**To be done**
Pull out each line in the rows below that contains the string "Mean", and treat uppercase and lowercase as different.

• • •

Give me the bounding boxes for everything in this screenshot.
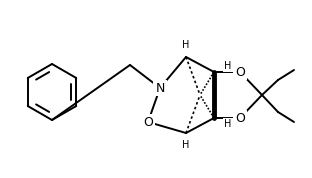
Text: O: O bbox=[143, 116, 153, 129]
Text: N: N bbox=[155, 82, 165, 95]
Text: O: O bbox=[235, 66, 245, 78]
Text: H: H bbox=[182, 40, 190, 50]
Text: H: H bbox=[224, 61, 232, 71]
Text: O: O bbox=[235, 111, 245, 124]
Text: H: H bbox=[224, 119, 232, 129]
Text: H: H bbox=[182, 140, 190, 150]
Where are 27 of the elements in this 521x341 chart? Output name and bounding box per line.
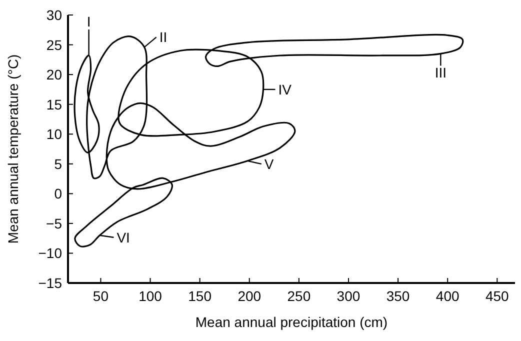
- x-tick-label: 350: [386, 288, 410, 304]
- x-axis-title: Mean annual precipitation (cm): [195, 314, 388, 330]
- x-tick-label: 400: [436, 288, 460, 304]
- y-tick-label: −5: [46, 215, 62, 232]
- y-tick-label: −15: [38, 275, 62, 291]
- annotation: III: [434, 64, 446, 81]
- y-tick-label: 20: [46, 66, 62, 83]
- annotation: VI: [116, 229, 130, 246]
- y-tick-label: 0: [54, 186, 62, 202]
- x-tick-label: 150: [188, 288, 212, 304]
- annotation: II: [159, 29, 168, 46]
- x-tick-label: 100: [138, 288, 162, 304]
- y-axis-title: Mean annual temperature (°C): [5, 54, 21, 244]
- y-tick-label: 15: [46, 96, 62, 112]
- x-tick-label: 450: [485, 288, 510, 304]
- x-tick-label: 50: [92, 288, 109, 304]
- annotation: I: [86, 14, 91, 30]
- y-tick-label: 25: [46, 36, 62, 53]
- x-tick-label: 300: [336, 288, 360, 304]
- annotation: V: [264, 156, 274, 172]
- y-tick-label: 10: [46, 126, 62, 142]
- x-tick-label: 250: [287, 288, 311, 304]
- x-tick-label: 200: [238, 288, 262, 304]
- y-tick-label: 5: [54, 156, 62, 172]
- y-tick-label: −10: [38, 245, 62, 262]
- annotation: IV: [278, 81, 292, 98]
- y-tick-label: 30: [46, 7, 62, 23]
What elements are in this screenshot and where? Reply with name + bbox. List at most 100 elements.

• • •

**Answer for the task**
- x-axis-title: Mean annual precipitation (cm): [195, 314, 388, 330]
- y-axis-title: Mean annual temperature (°C): [5, 54, 21, 244]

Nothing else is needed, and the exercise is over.